Collected data entries:

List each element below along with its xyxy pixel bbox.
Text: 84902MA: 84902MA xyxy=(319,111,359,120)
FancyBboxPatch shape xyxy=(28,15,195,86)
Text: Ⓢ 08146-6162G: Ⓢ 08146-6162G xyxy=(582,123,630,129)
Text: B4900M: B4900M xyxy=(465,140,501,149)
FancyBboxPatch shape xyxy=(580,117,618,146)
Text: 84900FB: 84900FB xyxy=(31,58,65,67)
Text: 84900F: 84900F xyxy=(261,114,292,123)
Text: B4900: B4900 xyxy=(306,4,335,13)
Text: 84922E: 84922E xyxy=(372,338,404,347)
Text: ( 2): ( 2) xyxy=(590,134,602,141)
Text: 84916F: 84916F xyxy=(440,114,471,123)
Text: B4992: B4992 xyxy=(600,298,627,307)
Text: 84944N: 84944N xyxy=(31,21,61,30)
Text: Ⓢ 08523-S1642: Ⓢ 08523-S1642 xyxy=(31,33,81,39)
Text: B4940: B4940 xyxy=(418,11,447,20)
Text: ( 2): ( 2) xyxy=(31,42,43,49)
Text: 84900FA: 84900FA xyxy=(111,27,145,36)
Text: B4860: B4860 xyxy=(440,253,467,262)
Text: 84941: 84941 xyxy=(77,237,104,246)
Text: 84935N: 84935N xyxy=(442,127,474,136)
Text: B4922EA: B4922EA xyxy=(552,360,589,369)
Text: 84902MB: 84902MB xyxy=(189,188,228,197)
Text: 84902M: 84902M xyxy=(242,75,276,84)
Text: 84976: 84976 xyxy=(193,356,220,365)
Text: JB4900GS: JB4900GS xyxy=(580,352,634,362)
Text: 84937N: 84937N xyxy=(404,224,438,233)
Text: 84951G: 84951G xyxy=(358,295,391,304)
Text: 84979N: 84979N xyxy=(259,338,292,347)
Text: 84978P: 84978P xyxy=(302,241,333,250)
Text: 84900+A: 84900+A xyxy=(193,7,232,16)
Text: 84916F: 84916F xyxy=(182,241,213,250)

WHAT THE TASK ASKS
Identify each line of the material above that contains the string "shape", treating uppercase and lowercase letters as distinct.

COMPLETE ANSWER
FancyBboxPatch shape xyxy=(28,15,195,86)
FancyBboxPatch shape xyxy=(580,117,618,146)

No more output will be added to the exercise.